» **Exercise goal**: What lines of the data include the string "Gopher"? Copy them all.

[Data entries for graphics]
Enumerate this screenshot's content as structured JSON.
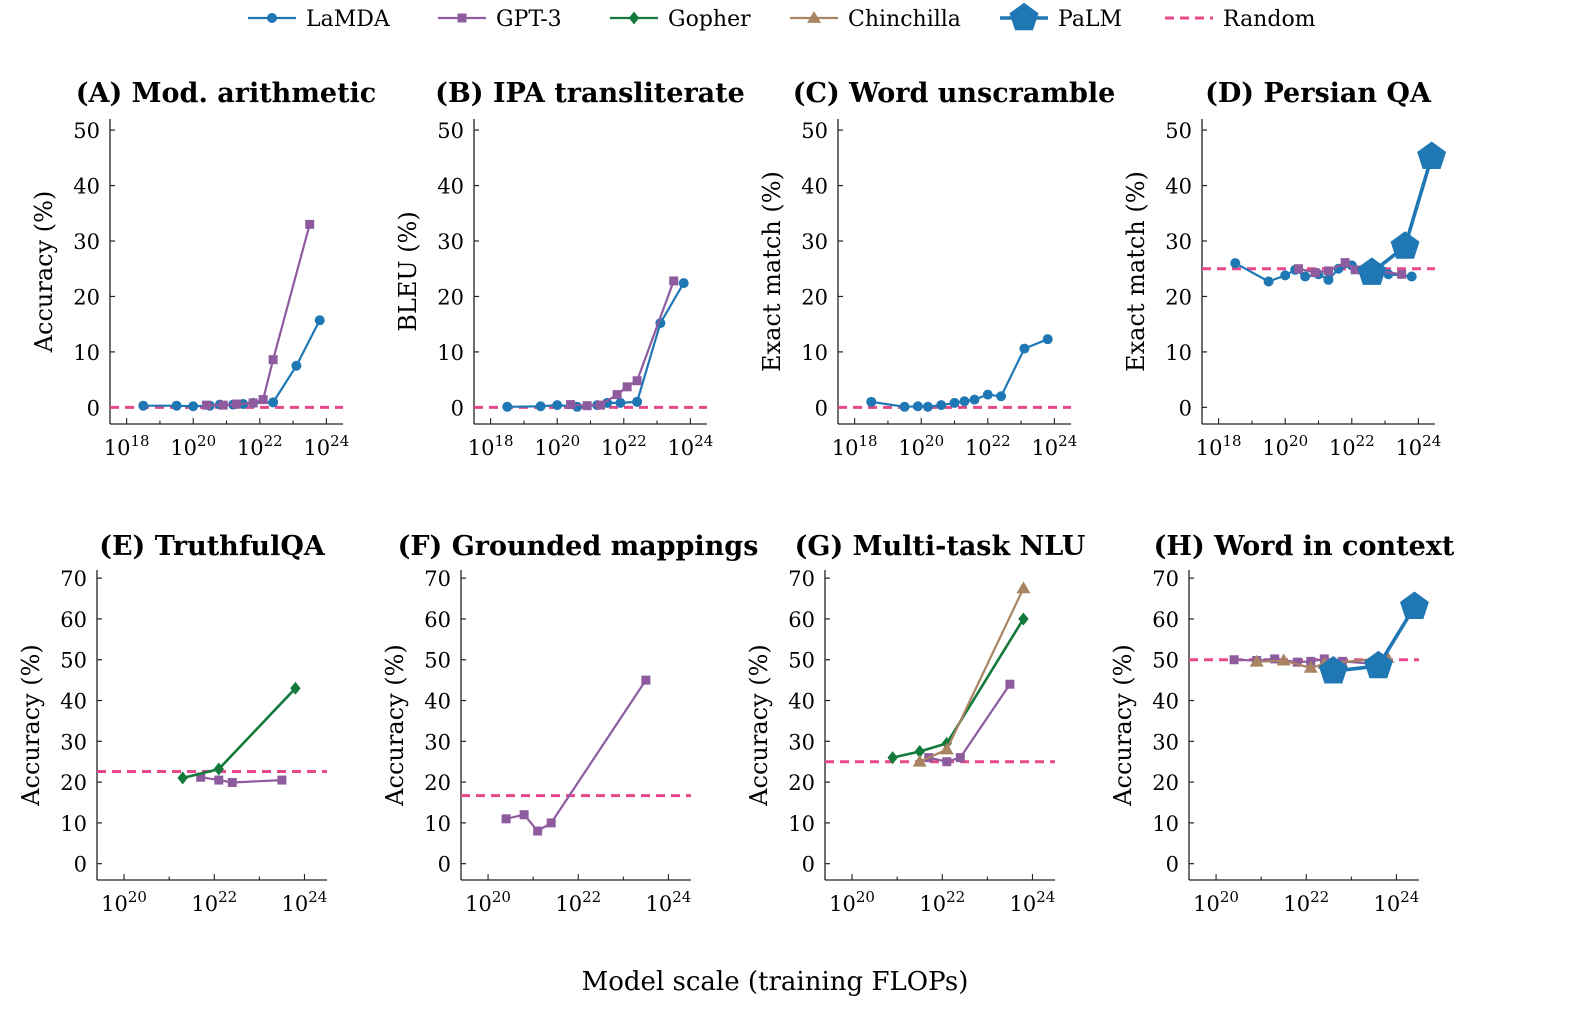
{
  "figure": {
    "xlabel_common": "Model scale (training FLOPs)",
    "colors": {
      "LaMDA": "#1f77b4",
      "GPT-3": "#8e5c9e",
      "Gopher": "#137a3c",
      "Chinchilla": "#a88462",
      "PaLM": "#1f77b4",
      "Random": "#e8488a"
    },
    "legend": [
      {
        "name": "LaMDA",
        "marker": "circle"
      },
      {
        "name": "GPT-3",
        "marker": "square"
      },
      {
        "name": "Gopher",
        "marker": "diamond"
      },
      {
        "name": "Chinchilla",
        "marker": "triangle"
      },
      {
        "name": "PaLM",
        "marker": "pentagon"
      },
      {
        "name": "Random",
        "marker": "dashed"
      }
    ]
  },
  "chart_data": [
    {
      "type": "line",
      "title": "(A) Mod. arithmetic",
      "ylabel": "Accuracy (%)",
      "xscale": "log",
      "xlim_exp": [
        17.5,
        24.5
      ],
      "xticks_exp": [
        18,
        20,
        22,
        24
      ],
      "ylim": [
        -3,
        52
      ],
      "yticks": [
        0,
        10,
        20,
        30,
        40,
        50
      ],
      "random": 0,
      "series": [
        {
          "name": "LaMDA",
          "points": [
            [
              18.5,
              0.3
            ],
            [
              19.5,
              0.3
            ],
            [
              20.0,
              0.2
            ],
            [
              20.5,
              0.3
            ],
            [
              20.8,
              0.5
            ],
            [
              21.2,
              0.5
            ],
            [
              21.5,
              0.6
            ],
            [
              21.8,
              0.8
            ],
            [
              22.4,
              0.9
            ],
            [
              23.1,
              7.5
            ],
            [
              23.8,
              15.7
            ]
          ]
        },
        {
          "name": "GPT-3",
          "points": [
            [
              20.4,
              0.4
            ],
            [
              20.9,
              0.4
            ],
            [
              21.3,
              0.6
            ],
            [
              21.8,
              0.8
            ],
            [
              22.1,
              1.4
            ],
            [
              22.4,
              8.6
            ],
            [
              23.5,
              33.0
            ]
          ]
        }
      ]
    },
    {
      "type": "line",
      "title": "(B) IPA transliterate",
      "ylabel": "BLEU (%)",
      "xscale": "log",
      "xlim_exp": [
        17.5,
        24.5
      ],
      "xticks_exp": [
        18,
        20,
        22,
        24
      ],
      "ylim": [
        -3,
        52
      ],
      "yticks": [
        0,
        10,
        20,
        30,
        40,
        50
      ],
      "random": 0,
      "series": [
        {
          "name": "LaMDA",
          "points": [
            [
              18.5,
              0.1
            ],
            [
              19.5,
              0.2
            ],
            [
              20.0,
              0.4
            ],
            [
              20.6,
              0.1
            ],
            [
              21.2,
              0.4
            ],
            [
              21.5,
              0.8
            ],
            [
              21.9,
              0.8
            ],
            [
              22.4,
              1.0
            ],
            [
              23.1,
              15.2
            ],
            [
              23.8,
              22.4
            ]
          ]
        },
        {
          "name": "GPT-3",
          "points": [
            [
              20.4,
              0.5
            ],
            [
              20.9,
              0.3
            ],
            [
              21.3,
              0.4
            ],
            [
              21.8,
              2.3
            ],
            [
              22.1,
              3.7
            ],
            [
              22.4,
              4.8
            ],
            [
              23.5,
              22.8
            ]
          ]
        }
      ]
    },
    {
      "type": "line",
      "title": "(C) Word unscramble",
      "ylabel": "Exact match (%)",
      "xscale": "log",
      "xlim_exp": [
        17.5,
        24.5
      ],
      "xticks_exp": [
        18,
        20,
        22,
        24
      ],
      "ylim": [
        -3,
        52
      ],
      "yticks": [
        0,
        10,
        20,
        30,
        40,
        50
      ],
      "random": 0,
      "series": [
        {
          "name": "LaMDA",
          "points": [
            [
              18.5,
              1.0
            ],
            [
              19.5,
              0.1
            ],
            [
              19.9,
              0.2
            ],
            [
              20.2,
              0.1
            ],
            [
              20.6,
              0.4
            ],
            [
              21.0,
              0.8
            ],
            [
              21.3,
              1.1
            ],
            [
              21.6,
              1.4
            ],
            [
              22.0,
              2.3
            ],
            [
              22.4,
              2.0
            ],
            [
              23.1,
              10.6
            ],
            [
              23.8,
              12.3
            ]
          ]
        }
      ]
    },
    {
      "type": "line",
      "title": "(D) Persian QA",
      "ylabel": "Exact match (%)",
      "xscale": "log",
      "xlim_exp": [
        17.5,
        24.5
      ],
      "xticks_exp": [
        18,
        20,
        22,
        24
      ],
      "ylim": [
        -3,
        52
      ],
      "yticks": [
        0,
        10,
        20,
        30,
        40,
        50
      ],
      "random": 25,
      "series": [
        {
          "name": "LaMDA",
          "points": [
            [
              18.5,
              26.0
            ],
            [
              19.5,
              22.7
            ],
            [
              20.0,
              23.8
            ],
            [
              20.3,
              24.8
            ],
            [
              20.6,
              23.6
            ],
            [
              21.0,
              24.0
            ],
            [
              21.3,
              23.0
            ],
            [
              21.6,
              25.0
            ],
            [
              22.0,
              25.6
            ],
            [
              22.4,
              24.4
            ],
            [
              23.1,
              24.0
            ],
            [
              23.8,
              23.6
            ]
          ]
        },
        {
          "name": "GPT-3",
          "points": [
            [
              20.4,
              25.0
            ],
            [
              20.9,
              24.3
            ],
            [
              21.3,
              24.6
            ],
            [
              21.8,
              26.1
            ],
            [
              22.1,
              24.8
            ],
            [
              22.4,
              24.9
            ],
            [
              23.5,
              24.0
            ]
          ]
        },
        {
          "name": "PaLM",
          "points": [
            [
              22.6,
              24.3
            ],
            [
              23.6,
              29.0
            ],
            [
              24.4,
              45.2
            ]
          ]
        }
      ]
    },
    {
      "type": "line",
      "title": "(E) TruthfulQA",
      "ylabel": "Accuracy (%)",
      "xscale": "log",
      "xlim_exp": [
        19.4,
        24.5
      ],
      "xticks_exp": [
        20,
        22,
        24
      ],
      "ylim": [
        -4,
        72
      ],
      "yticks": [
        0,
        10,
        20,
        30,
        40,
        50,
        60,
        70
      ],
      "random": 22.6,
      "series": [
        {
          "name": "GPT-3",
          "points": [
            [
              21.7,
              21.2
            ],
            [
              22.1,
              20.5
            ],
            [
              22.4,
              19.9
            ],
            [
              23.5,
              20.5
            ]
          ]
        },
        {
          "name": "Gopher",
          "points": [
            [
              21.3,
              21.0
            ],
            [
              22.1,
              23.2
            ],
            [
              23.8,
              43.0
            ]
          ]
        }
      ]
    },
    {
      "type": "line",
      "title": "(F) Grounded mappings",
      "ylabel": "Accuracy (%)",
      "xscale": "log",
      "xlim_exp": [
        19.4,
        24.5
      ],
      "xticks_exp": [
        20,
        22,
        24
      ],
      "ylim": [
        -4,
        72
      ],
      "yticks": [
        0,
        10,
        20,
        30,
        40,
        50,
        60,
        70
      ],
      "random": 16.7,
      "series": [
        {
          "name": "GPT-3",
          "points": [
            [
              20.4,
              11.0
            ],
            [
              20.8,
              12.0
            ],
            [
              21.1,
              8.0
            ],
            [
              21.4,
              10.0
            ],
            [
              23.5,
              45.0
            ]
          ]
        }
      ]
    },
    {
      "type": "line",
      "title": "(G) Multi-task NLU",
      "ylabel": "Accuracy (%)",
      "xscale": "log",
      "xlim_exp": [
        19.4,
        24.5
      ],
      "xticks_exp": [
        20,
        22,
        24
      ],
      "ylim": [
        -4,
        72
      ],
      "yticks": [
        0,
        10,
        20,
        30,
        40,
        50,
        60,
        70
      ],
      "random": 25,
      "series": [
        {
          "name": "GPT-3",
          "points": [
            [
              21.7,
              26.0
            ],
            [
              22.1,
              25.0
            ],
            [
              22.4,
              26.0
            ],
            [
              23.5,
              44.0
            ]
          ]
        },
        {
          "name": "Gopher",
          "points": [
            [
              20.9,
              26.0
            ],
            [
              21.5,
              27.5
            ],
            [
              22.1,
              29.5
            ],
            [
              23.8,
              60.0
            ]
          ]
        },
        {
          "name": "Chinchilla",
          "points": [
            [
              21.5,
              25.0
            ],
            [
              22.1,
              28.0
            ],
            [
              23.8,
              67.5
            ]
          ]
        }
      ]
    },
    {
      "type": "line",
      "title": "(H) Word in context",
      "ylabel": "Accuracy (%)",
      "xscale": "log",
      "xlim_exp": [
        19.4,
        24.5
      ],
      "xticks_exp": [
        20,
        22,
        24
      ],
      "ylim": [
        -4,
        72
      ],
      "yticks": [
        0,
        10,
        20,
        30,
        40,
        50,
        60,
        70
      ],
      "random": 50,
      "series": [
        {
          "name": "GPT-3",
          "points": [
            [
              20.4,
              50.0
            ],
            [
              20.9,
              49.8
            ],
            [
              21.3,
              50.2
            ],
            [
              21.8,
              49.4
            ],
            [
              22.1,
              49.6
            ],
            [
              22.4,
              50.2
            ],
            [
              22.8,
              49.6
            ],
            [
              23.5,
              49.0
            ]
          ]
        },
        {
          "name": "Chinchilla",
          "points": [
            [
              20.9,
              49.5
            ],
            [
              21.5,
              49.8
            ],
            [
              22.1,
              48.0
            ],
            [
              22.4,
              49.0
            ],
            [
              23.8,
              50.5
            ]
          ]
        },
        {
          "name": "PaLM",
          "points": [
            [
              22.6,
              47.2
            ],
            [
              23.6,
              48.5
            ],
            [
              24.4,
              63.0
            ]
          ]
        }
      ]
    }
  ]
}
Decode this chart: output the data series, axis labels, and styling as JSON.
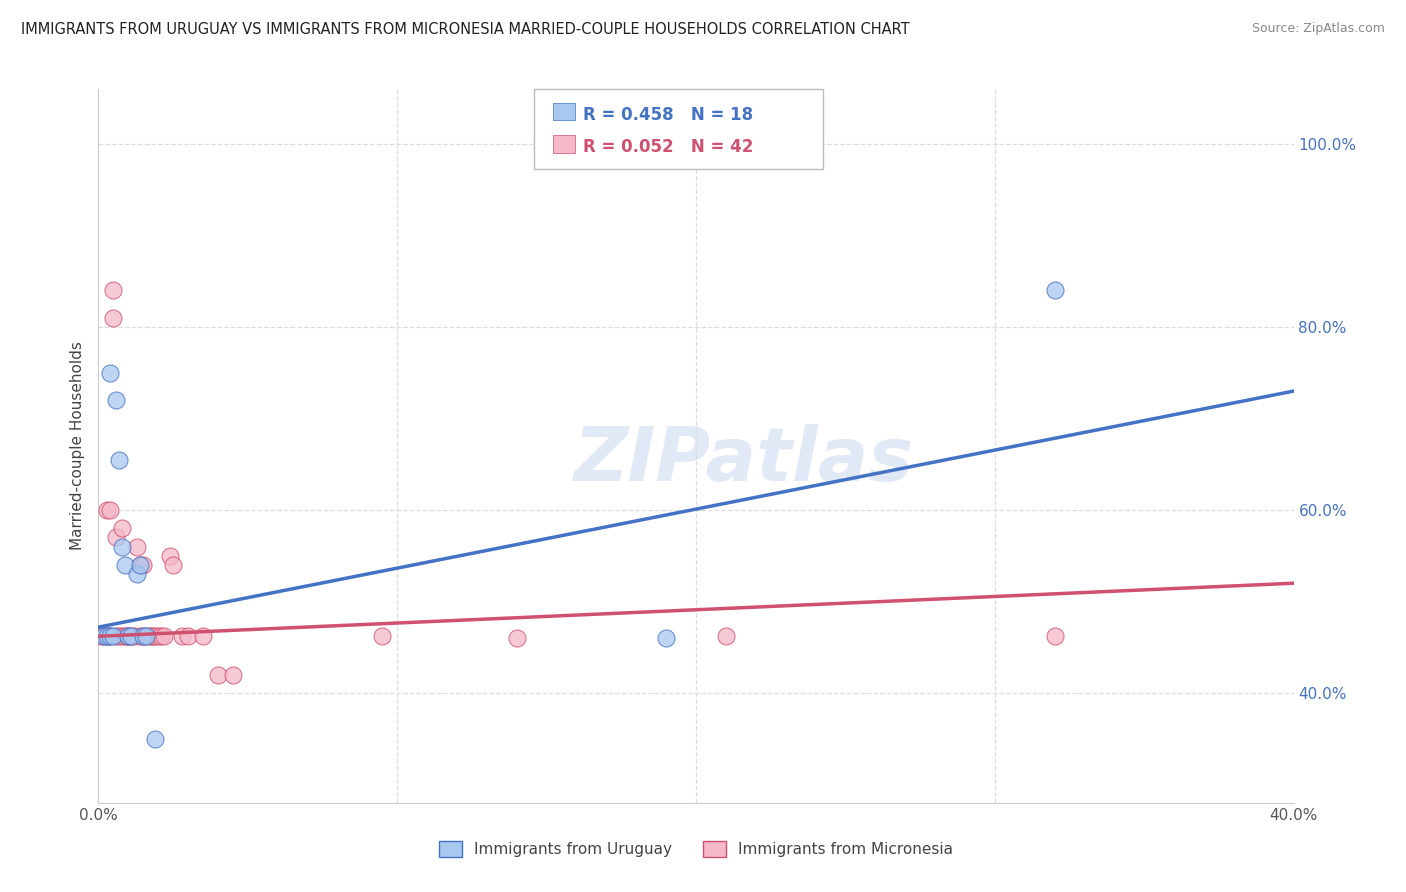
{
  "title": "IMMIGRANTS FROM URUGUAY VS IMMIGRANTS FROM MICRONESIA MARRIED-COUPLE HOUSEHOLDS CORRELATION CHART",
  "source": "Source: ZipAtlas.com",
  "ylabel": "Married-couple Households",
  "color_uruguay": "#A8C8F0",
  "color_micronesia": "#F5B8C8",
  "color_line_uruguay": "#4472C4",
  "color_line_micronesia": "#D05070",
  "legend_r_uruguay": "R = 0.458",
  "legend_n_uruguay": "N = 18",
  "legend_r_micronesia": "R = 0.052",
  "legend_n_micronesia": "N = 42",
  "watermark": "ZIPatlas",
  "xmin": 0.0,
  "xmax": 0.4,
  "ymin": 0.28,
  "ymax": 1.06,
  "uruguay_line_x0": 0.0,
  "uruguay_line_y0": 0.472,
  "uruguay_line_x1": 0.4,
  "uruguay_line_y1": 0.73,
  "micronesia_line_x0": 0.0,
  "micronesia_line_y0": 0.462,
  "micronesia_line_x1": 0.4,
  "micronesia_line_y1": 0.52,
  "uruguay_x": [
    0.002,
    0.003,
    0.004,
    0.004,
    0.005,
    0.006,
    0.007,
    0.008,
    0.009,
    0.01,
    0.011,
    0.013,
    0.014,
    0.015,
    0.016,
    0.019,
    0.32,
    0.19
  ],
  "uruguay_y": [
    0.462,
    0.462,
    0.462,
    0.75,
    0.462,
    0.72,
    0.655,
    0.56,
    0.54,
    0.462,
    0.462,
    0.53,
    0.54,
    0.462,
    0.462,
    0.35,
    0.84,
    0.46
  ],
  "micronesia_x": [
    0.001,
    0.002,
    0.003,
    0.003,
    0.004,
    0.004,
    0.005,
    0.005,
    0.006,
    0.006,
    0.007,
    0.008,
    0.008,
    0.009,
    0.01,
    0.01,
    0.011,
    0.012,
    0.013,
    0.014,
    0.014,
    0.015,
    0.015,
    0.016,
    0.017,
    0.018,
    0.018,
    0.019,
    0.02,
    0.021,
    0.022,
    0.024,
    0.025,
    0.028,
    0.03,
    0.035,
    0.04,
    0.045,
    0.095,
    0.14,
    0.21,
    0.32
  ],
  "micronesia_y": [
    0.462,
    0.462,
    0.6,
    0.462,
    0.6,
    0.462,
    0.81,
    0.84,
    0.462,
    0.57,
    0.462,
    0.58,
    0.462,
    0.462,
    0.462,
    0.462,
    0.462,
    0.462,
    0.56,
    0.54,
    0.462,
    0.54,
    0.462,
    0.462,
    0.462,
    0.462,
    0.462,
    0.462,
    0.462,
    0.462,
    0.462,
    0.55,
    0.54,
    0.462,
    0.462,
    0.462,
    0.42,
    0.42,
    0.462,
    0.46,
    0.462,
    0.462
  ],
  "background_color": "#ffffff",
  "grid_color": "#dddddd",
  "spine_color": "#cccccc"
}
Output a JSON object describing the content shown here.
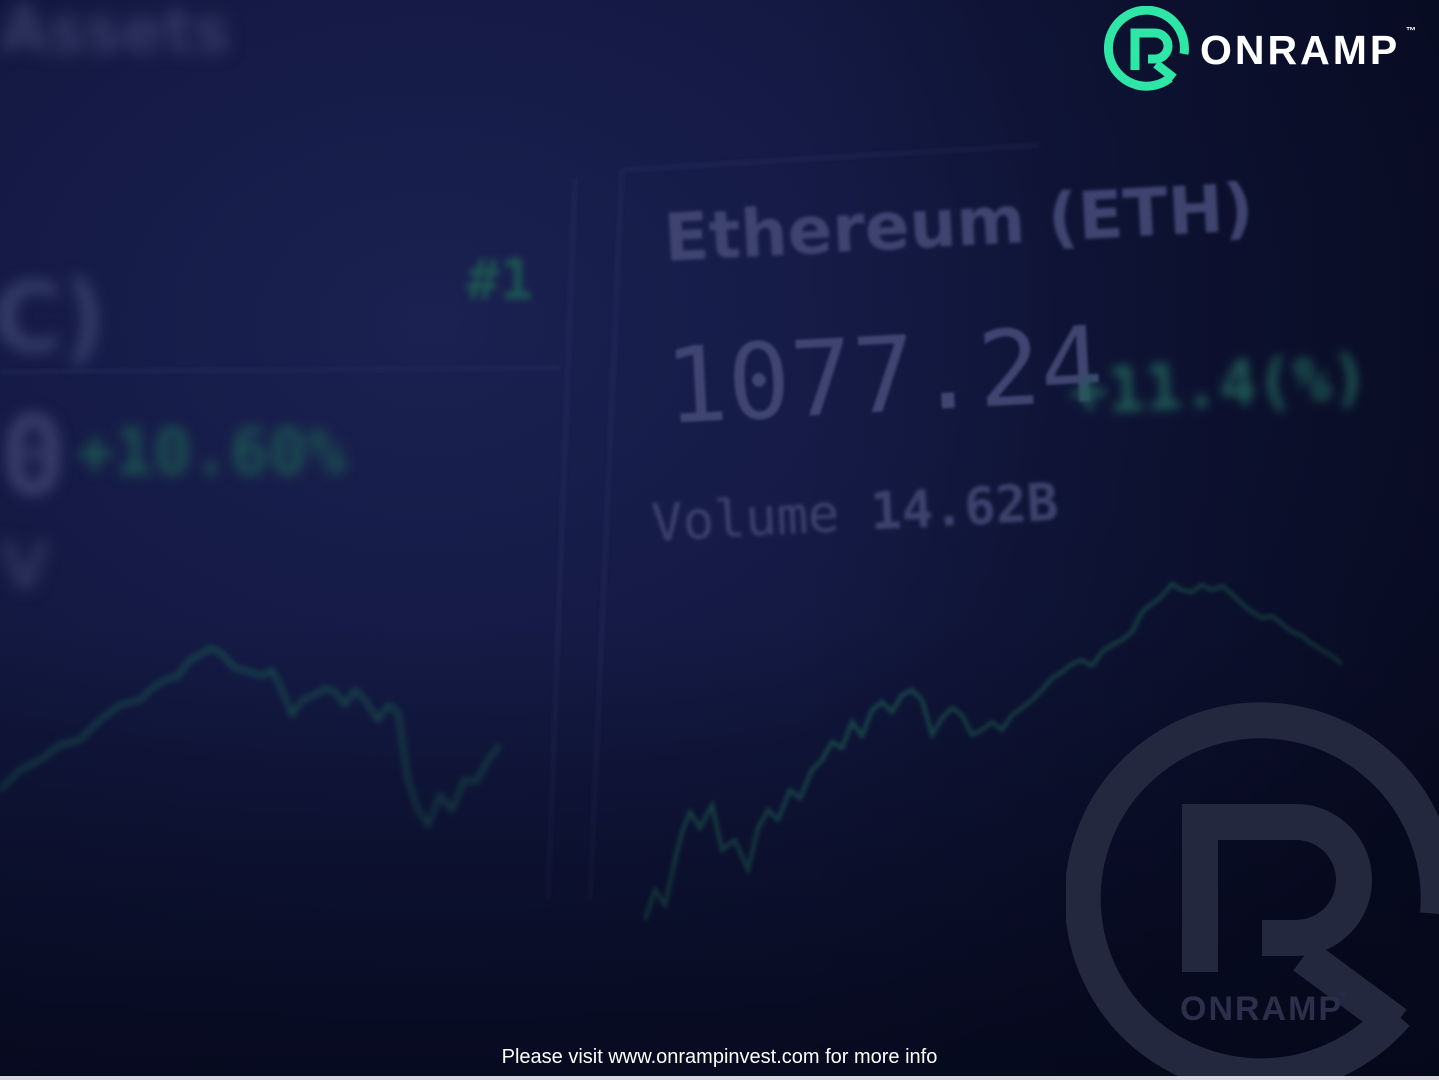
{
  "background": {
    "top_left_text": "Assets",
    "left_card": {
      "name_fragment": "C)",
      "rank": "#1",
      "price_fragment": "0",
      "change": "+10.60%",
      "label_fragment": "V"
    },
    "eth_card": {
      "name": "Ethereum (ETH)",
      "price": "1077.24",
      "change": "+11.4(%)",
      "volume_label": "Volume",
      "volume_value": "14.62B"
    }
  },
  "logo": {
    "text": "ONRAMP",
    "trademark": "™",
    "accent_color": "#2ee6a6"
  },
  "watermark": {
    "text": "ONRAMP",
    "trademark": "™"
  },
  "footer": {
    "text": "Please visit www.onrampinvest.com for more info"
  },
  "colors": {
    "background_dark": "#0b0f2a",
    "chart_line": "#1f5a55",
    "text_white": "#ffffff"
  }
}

» **The solution**:
      "Gopher": "#137a3c",
        "name": "Gopher",
          "name": "Gopher",
          "name": "Gopher",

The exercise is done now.